◆ **Given data**
(begin)

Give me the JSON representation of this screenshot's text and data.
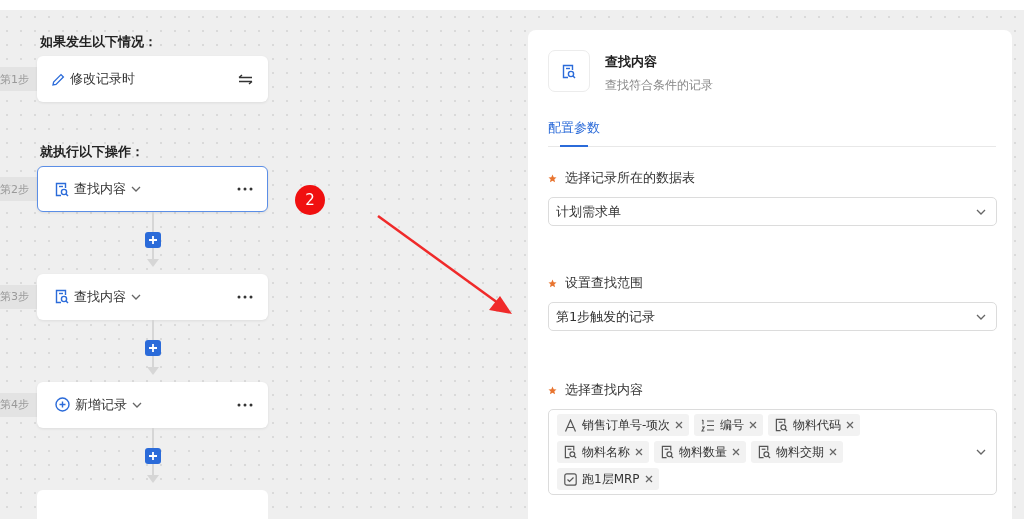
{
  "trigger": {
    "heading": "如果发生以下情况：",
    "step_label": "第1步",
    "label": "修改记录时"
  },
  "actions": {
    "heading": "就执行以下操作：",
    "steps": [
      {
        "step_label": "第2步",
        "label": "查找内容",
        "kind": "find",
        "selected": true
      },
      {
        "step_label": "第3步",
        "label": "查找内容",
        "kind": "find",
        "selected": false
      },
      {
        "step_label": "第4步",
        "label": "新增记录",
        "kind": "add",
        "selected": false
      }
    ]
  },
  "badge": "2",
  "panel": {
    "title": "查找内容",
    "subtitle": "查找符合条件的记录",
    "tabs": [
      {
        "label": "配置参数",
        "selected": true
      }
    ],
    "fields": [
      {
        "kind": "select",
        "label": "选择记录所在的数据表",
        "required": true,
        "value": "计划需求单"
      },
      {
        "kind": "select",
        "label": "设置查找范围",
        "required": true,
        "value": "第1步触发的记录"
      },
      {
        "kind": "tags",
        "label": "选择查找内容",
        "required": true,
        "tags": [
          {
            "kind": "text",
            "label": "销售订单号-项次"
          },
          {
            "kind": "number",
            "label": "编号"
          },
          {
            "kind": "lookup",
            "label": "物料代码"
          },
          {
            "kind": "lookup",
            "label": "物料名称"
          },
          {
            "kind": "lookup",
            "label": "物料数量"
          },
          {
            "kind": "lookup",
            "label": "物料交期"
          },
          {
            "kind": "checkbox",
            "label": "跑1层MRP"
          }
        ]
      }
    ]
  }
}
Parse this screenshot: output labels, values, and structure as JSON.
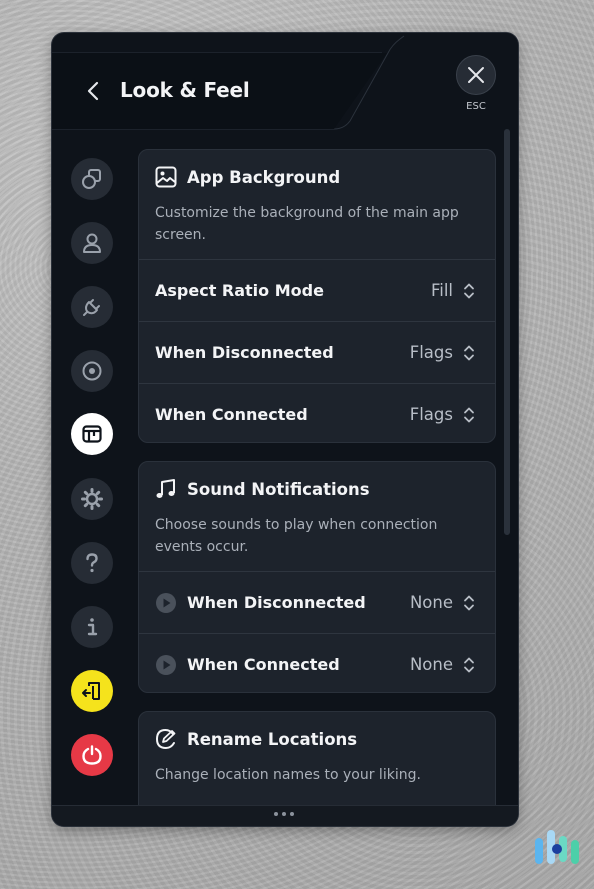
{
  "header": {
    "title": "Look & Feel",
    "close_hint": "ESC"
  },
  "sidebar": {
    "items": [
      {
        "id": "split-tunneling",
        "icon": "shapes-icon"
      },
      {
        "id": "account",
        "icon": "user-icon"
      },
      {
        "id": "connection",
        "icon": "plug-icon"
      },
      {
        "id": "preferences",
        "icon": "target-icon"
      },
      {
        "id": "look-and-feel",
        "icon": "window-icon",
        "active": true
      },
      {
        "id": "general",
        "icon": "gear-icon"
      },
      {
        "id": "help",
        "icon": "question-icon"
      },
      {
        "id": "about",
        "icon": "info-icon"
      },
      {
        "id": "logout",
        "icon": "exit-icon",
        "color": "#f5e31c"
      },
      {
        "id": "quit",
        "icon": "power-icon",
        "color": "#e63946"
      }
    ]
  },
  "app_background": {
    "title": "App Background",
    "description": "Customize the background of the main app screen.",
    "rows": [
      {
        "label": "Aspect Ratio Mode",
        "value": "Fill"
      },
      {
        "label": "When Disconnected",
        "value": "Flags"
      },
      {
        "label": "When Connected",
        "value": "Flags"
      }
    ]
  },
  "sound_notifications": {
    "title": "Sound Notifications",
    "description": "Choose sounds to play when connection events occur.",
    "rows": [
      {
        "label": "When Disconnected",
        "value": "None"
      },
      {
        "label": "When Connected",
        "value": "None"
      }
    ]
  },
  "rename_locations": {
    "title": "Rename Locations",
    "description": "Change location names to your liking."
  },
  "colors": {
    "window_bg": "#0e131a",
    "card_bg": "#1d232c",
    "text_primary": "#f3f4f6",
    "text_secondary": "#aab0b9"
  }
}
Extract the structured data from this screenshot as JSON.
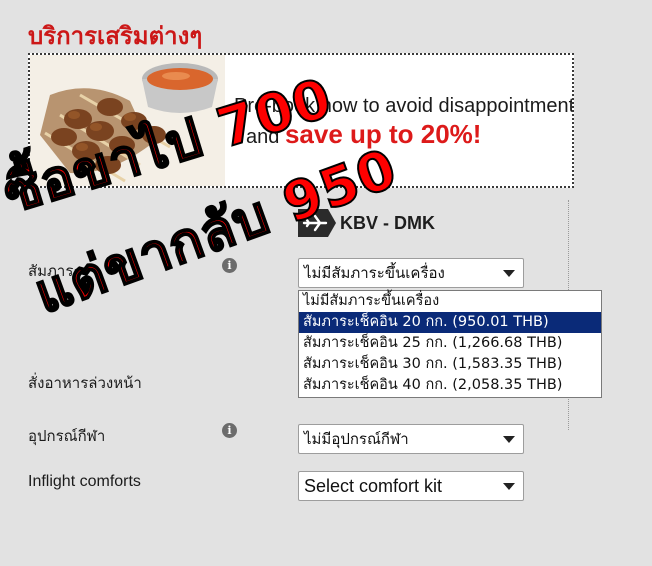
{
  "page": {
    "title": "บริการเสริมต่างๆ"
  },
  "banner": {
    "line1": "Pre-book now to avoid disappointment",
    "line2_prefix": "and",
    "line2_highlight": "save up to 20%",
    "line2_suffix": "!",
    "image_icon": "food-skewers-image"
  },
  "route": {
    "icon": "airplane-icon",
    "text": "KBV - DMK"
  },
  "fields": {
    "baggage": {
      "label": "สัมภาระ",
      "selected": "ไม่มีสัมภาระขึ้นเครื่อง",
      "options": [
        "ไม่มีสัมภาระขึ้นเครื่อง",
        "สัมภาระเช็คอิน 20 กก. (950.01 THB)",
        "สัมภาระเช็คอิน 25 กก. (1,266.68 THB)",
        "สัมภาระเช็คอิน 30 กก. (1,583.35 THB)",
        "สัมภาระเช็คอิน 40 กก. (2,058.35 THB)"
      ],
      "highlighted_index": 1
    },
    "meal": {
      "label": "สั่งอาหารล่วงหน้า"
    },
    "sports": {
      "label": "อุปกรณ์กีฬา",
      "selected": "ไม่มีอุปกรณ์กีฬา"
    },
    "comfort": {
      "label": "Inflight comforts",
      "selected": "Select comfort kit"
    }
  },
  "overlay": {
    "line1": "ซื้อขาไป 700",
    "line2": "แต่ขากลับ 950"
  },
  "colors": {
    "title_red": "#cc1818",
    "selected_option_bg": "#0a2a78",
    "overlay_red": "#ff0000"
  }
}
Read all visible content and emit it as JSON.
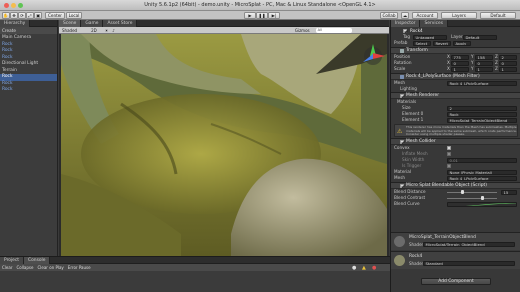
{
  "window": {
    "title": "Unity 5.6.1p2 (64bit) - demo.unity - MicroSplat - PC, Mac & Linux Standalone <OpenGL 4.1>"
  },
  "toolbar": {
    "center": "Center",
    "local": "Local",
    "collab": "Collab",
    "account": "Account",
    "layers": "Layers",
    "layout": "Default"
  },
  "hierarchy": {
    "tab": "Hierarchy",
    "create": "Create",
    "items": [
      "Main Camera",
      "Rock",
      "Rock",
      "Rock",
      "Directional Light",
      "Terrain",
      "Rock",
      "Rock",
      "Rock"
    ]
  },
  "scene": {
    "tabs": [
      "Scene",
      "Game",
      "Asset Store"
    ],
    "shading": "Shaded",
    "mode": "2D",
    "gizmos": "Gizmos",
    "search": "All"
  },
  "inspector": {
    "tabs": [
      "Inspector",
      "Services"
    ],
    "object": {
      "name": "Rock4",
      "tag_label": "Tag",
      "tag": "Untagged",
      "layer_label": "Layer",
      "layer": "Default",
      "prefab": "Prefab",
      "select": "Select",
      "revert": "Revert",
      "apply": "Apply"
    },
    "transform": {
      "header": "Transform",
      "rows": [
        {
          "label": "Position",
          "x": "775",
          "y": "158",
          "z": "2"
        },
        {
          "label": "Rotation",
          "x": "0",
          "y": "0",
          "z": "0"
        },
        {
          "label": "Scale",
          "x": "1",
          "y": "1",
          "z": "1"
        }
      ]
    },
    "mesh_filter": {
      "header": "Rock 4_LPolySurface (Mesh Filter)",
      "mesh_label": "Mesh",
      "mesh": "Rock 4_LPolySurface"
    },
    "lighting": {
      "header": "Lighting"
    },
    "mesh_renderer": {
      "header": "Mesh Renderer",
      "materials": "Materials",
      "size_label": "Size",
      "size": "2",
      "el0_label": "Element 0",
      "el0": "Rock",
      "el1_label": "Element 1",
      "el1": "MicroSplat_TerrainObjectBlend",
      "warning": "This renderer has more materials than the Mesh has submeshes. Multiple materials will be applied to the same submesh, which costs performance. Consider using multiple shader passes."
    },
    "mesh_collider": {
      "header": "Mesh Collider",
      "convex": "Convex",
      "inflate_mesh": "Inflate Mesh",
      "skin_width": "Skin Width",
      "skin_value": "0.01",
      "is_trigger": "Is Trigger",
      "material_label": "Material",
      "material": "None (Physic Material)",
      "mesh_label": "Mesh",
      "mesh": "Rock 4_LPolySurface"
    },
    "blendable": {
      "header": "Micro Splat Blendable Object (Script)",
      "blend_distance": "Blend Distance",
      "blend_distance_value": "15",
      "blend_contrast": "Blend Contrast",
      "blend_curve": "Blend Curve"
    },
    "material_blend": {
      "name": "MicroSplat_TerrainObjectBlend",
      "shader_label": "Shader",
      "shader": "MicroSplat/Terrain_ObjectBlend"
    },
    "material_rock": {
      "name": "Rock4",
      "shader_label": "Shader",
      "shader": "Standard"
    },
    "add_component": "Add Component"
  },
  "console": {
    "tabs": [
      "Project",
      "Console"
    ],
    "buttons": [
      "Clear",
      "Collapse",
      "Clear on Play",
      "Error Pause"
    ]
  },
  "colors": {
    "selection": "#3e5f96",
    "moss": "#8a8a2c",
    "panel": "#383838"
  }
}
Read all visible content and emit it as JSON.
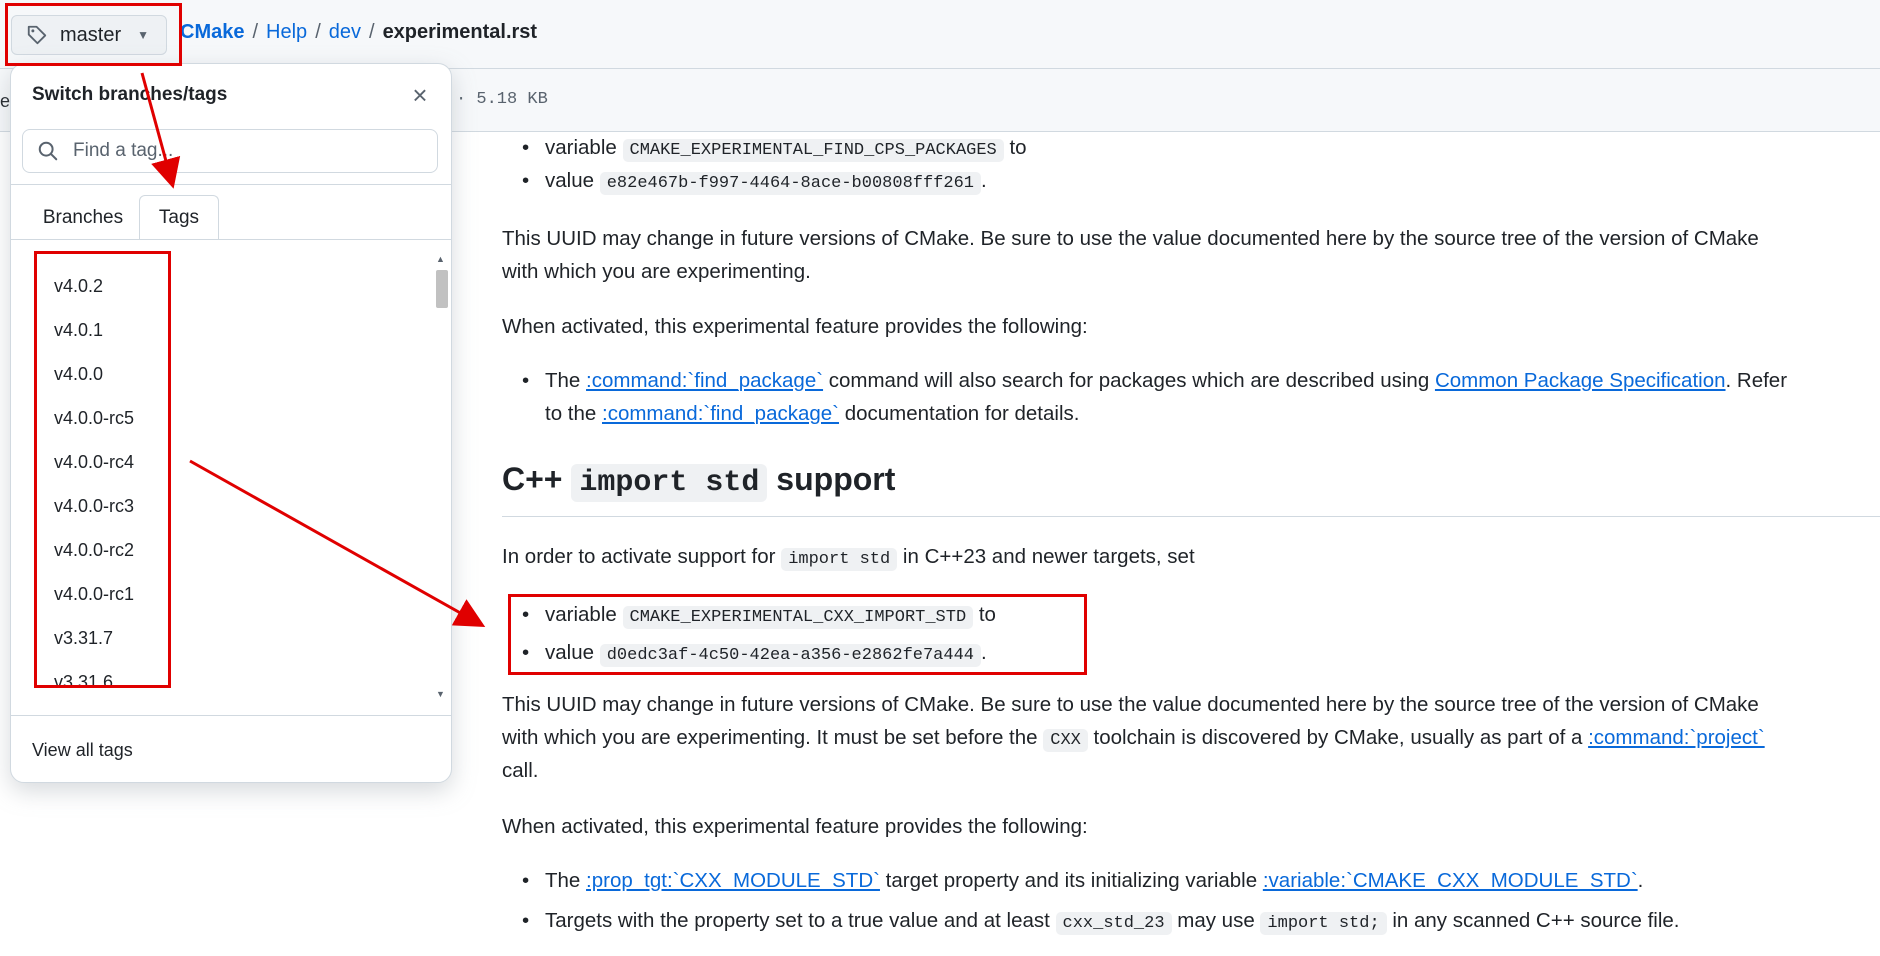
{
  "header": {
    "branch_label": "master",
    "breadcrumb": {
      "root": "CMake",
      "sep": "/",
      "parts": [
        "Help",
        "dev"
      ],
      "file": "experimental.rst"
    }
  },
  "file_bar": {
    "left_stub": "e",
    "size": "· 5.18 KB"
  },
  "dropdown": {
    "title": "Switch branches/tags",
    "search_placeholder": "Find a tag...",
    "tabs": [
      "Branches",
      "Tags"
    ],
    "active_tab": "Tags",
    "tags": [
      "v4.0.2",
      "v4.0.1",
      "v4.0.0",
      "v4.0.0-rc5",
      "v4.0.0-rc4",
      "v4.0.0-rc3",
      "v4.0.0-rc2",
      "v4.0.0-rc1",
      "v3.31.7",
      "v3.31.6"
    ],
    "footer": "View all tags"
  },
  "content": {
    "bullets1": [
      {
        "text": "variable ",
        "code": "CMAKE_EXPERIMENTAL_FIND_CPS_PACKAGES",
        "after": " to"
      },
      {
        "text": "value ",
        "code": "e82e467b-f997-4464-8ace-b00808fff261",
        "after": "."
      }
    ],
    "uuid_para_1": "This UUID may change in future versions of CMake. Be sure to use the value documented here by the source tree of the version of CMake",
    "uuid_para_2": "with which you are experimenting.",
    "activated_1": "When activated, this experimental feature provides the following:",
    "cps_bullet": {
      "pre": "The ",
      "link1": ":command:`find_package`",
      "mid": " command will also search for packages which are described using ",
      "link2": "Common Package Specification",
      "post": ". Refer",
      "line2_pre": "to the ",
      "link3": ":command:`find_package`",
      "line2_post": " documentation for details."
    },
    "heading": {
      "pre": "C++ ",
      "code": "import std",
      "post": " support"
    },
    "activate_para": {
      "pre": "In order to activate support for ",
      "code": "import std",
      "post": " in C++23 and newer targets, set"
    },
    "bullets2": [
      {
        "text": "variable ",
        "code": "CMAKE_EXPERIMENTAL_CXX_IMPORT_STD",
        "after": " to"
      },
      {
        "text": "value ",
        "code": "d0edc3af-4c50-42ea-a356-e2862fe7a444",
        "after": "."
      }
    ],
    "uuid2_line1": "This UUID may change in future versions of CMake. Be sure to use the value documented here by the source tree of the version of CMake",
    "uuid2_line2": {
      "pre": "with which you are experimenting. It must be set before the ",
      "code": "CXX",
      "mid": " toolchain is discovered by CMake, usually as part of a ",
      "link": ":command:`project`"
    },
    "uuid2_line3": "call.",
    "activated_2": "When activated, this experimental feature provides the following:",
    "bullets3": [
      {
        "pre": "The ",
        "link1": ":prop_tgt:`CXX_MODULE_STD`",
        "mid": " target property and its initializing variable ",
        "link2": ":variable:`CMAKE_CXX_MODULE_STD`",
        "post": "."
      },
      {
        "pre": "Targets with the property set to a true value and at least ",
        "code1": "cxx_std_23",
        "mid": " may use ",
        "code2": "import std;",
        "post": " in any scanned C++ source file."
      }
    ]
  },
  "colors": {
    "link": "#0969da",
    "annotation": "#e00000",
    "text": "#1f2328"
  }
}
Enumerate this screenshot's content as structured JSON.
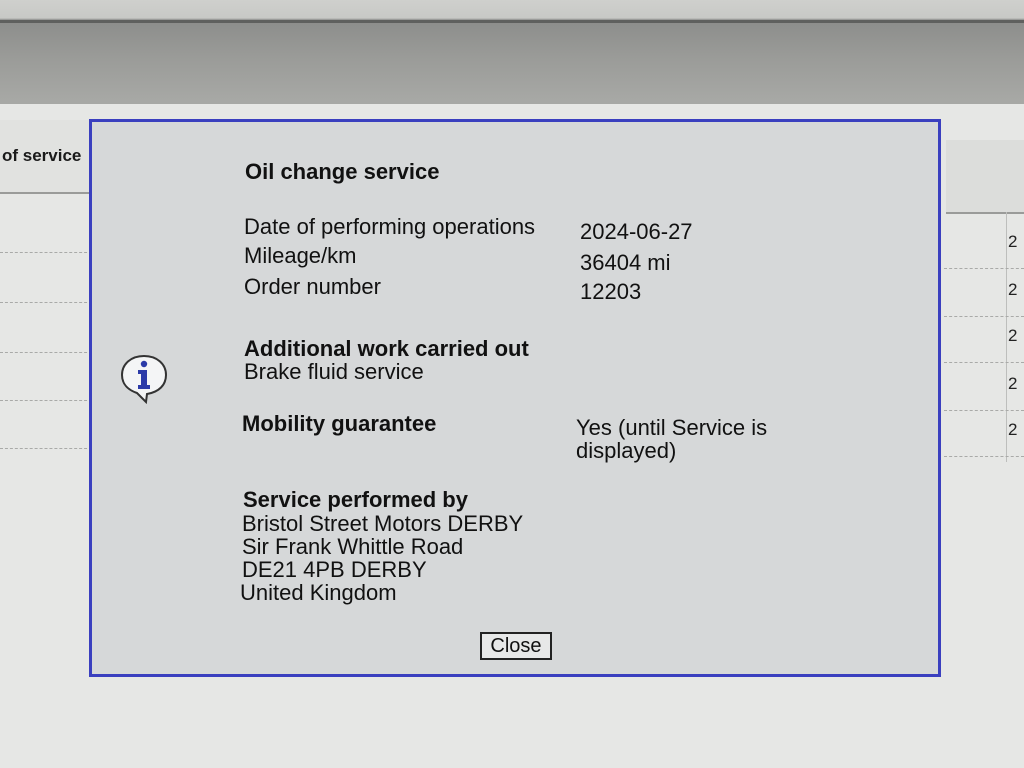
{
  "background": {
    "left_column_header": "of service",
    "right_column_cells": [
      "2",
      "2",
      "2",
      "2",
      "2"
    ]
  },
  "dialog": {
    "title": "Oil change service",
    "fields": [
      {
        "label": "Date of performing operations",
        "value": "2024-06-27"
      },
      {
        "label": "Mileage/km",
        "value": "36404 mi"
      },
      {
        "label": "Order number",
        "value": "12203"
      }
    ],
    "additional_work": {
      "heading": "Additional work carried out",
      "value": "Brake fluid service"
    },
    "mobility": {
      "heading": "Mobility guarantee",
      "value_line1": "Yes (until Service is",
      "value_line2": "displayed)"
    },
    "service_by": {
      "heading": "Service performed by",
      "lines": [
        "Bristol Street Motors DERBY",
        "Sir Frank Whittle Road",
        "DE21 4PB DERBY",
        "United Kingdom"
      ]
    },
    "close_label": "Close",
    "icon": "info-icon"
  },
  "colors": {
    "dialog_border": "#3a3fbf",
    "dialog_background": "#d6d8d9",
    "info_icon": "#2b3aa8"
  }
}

(end)

◆ **Task prompt**
Pull every line containing "Element" from the data.

◆ **Reply**
      "el0_label": "Element 0",
      "el1_label": "Element 1",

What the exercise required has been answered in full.